Element placement data:
====
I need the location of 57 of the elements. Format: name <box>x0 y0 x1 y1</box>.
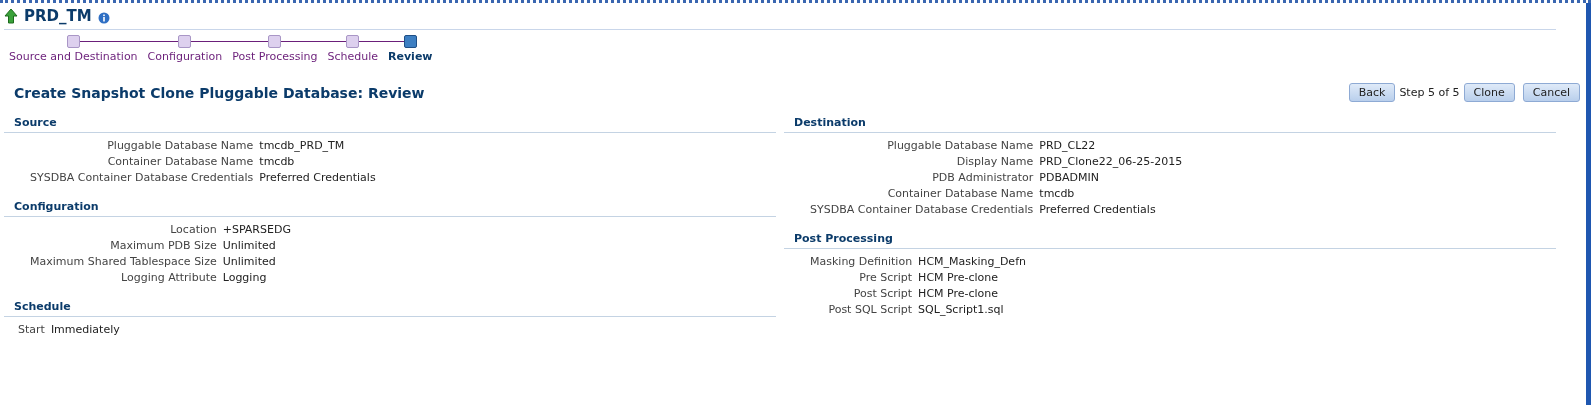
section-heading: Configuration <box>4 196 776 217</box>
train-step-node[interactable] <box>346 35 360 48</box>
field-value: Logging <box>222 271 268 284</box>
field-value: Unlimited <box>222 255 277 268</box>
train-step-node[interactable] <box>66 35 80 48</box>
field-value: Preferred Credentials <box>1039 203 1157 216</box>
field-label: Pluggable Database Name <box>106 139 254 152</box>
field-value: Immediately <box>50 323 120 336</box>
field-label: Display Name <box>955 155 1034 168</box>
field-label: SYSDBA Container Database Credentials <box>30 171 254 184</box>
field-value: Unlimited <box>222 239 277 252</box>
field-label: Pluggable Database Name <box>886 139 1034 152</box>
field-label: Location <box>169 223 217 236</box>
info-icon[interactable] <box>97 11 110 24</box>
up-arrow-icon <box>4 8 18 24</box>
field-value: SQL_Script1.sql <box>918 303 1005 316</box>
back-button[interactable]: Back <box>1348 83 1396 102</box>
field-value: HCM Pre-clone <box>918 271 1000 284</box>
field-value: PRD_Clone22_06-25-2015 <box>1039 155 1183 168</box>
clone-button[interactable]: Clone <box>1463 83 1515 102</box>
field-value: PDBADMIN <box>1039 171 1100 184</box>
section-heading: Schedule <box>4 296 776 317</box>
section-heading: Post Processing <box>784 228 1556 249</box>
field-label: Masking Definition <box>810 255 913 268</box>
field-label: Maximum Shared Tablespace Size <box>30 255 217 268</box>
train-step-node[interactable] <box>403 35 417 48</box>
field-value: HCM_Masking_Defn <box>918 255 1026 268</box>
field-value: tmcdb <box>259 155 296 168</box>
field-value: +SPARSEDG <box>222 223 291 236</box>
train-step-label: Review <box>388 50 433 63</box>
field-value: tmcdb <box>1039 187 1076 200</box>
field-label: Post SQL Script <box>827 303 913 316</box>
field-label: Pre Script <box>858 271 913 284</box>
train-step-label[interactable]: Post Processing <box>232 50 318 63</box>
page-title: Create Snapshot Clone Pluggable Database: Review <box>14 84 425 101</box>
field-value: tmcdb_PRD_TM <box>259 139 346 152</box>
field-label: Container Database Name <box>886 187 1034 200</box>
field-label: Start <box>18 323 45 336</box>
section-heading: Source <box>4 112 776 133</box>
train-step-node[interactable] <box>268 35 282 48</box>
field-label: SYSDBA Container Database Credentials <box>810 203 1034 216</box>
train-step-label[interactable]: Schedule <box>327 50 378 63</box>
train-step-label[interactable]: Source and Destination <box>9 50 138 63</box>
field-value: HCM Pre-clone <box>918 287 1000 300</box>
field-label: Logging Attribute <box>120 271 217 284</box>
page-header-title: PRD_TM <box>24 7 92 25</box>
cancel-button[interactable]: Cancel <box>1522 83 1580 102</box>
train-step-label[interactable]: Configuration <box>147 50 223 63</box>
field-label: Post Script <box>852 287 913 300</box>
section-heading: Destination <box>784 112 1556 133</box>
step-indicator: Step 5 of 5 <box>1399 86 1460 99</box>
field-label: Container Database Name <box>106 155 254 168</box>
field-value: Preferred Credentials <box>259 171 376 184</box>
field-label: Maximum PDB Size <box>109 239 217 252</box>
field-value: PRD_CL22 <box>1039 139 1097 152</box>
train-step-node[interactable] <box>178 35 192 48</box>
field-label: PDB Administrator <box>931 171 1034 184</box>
====
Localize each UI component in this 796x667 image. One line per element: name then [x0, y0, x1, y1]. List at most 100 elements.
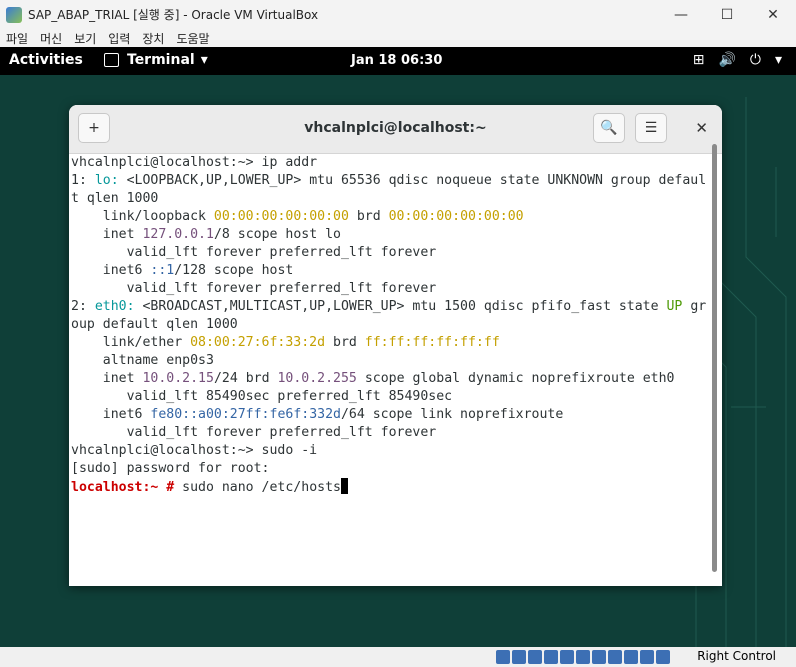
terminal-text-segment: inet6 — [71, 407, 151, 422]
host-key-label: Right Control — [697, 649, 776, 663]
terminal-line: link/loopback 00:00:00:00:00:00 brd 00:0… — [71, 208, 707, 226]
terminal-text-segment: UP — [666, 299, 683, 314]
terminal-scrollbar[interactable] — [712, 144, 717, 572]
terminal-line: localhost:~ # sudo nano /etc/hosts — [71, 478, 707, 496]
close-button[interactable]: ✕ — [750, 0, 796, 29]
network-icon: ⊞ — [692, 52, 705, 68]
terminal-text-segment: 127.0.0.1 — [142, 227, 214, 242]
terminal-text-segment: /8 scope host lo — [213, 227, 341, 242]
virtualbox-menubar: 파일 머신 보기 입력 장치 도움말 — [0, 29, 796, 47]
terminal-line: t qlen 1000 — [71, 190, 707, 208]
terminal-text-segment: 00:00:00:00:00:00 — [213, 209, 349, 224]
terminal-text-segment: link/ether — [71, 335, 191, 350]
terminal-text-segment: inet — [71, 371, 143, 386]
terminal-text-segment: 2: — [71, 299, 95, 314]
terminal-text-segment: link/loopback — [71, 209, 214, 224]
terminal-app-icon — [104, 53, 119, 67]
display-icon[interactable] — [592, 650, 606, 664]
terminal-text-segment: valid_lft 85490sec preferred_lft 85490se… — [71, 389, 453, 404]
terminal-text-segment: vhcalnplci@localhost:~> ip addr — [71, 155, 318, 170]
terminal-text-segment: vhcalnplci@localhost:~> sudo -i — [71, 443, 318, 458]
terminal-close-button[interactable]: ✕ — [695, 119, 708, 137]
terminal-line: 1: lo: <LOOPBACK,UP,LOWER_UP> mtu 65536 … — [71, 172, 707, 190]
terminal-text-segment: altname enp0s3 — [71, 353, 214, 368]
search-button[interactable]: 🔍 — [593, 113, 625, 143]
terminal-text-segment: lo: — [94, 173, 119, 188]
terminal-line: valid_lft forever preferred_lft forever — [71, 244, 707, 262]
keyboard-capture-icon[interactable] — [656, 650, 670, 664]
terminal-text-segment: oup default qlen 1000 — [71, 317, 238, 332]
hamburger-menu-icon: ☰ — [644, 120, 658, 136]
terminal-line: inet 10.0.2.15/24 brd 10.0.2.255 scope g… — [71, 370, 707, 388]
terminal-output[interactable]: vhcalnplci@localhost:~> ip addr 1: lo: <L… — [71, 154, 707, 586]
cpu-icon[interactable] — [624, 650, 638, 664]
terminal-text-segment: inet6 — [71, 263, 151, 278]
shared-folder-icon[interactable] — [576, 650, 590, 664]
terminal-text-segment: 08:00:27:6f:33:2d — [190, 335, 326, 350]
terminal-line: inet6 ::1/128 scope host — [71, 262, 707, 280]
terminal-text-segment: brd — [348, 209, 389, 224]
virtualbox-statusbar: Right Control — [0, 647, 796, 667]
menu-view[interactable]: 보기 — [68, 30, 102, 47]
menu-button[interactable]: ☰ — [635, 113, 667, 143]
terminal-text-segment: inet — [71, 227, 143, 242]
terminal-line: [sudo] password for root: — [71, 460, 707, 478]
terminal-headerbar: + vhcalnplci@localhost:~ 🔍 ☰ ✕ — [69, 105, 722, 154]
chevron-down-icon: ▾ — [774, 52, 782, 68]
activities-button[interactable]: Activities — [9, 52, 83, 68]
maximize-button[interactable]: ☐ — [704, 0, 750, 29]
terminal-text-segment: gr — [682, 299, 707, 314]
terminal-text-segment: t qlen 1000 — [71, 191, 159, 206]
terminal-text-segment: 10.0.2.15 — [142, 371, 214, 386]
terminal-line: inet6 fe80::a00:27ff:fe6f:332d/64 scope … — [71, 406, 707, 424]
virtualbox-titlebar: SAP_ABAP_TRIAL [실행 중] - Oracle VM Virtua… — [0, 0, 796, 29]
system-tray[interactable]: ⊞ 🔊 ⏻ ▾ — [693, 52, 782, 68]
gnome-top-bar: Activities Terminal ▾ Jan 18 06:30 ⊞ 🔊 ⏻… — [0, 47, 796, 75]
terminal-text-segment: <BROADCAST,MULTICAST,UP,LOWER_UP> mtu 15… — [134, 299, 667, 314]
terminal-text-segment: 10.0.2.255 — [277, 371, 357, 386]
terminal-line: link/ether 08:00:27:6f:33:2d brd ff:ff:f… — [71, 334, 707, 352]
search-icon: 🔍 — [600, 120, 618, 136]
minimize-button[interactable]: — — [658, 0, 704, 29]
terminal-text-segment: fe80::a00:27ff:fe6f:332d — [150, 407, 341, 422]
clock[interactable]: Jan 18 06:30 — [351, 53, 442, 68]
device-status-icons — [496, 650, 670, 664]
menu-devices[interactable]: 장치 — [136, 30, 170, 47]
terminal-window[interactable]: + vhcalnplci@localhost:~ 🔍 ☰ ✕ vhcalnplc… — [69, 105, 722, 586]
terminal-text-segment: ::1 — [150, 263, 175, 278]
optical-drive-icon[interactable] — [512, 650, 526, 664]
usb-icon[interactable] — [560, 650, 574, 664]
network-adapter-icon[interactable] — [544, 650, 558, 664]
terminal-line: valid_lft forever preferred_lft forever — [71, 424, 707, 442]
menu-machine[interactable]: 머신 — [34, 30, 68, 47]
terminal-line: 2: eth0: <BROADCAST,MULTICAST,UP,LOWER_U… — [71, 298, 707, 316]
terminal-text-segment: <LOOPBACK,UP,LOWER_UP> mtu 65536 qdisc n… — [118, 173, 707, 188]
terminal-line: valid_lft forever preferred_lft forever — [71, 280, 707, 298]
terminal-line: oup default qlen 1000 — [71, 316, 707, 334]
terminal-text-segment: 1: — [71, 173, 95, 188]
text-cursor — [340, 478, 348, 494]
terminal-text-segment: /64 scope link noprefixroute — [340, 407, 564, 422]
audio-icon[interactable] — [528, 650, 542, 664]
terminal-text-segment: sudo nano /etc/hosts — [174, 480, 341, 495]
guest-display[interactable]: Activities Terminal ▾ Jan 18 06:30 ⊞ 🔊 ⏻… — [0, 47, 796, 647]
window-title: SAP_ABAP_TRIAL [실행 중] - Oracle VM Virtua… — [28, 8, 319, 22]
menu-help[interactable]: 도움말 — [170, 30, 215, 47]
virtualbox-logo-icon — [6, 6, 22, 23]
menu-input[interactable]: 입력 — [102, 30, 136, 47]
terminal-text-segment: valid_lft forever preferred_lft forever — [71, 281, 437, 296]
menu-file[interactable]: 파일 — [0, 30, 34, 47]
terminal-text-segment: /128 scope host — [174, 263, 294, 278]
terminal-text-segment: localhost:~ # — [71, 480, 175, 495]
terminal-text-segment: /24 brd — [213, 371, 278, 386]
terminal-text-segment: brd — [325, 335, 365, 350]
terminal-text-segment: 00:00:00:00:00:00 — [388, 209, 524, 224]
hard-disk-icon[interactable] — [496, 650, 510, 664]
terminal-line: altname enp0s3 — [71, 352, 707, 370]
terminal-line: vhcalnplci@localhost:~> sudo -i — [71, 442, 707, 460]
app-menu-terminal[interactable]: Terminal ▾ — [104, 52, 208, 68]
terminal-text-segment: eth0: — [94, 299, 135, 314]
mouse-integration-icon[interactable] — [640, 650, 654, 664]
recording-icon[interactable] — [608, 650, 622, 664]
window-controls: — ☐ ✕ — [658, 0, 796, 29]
====
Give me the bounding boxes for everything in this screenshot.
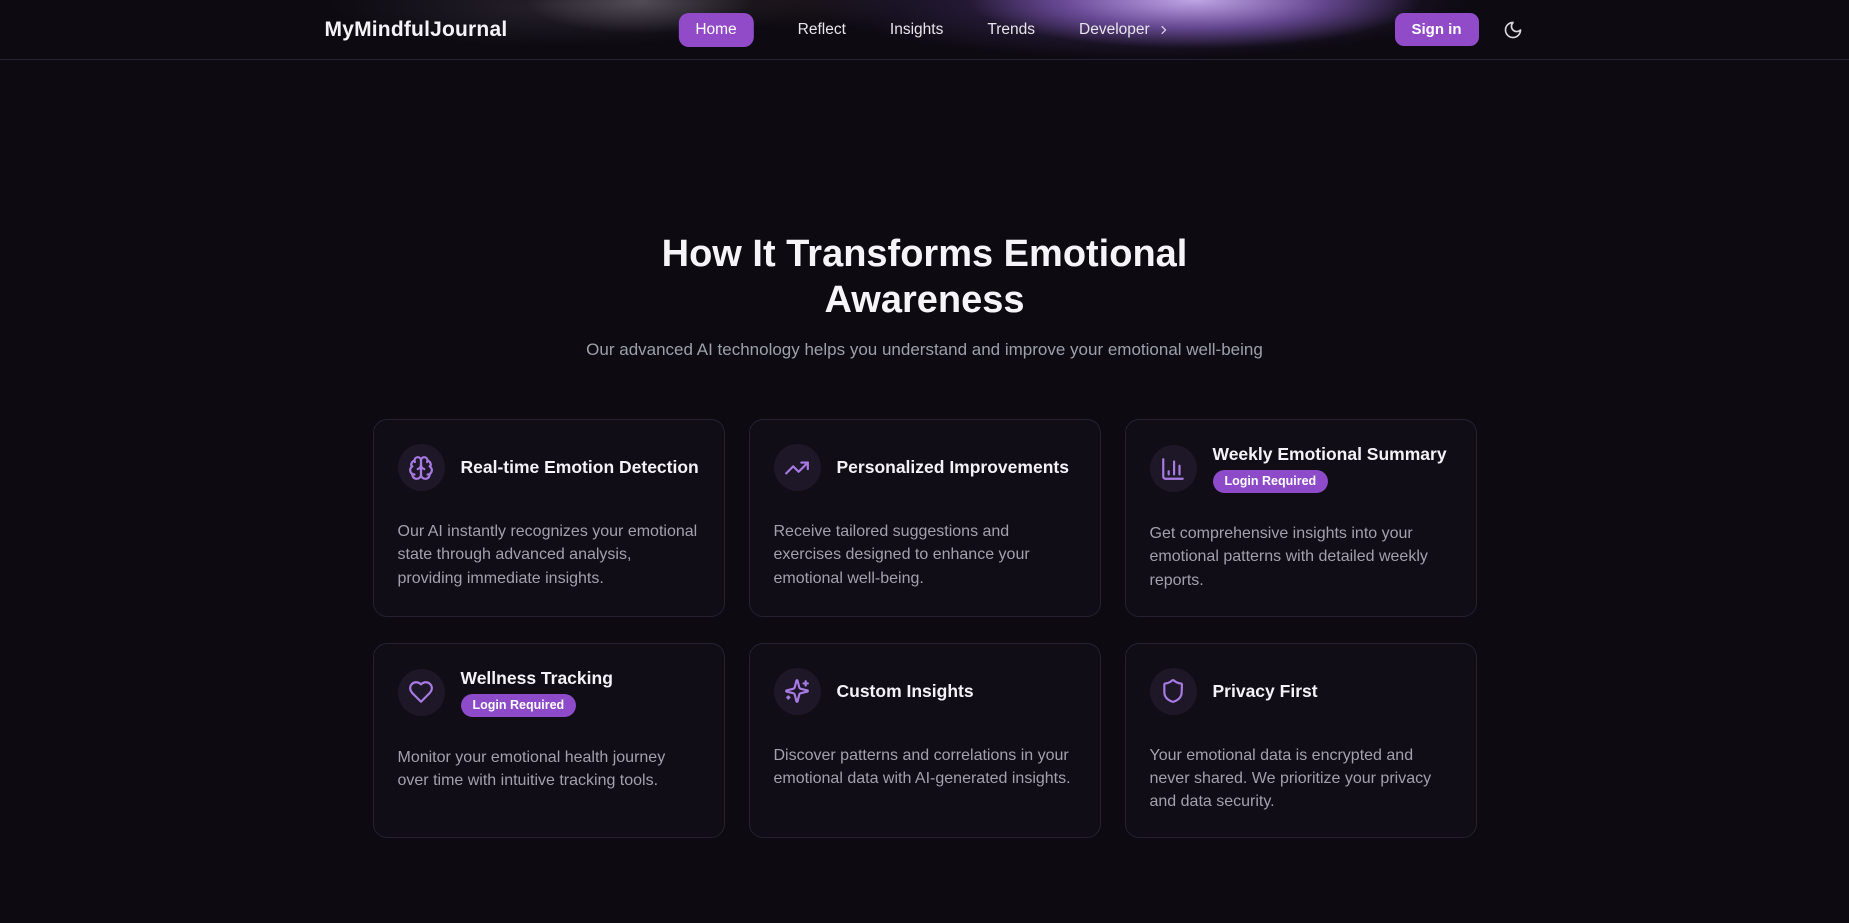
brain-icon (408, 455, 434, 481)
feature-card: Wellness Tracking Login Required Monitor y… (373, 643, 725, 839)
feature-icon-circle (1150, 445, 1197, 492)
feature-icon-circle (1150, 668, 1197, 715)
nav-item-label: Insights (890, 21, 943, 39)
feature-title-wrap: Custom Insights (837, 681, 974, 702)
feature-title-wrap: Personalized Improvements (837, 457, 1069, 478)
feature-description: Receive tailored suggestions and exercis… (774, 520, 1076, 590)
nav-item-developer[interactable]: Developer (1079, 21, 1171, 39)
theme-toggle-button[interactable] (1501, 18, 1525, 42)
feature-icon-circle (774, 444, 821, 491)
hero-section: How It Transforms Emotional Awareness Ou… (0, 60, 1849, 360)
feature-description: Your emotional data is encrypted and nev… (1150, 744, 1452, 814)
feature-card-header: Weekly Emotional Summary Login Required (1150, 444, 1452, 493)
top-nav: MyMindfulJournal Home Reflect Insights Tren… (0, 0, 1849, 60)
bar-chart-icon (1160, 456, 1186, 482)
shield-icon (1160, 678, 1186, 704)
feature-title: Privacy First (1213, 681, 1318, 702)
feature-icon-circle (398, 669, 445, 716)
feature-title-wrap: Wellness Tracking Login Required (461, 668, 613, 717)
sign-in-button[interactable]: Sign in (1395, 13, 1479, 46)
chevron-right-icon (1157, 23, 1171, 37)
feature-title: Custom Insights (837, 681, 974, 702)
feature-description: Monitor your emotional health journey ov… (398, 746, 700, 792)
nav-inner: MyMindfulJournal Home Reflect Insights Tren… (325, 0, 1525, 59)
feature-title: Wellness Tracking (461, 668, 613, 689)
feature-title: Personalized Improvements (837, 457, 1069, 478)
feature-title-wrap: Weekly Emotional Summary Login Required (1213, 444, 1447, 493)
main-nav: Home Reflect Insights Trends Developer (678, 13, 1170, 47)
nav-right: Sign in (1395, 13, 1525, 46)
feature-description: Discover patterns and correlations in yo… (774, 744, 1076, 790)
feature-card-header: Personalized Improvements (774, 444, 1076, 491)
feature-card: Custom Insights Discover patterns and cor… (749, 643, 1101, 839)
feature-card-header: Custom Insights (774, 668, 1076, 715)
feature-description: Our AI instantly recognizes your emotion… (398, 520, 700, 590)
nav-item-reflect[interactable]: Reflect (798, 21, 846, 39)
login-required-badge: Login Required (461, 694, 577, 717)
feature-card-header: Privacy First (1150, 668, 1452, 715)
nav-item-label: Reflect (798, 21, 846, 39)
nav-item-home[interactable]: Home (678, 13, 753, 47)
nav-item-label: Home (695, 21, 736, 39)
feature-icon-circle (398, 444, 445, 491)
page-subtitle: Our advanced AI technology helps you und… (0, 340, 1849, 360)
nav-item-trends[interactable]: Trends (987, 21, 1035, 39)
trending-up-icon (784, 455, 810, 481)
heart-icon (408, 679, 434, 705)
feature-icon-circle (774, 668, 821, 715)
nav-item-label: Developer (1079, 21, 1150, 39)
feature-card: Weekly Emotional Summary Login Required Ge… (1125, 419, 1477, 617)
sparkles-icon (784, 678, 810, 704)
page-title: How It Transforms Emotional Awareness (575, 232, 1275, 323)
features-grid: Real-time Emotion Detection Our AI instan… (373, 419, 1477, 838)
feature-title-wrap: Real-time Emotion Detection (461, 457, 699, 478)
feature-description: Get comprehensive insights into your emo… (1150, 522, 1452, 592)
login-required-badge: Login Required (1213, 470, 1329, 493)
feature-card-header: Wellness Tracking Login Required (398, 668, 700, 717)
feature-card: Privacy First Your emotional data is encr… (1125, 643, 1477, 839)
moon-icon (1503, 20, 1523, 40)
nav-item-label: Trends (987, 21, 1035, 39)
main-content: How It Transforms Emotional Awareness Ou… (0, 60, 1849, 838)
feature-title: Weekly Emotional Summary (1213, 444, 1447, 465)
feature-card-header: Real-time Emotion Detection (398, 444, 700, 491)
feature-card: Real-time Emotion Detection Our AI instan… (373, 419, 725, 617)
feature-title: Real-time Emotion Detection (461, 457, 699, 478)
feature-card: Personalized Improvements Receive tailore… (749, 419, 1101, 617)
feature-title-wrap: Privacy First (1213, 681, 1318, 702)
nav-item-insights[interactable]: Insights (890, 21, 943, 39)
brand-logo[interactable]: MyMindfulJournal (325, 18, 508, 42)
====
Written task. Rewrite the part of the records that opens with the line containing "section-heading: Configuration <box>4" and closes with the line containing "field-value: +SPARSEDG <box>222", putting "No Limit" wherever "Unlimited" appears and leaving everything else unchanged. Return only those lines.

Written answer.
section-heading: Configuration <box>4 196 776 217</box>
train-step-node[interactable] <box>346 35 360 48</box>
field-value: Logging <box>222 271 268 284</box>
field-value: No Limit <box>222 255 277 268</box>
train-step-node[interactable] <box>66 35 80 48</box>
field-value: Preferred Credentials <box>1039 203 1157 216</box>
field-label: Pluggable Database Name <box>106 139 254 152</box>
field-value: Immediately <box>50 323 120 336</box>
field-label: Display Name <box>955 155 1034 168</box>
field-label: SYSDBA Container Database Credentials <box>30 171 254 184</box>
field-value: No Limit <box>222 239 277 252</box>
field-label: Pluggable Database Name <box>886 139 1034 152</box>
field-label: Location <box>169 223 217 236</box>
info-icon[interactable] <box>97 11 110 24</box>
up-arrow-icon <box>4 8 18 24</box>
field-value: SQL_Script1.sql <box>918 303 1005 316</box>
back-button[interactable]: Back <box>1348 83 1396 102</box>
field-value: HCM Pre-clone <box>918 271 1000 284</box>
field-value: PRD_Clone22_06-25-2015 <box>1039 155 1183 168</box>
clone-button[interactable]: Clone <box>1463 83 1515 102</box>
field-value: PDBADMIN <box>1039 171 1100 184</box>
section-heading: Schedule <box>4 296 776 317</box>
section-heading: Post Processing <box>784 228 1556 249</box>
field-label: Masking Definition <box>810 255 913 268</box>
field-label: Maximum Shared Tablespace Size <box>30 255 217 268</box>
train-step-node[interactable] <box>403 35 417 48</box>
field-value: HCM_Masking_Defn <box>918 255 1026 268</box>
field-value: tmcdb <box>259 155 296 168</box>
field-value: +SPARSEDG <box>222 223 291 236</box>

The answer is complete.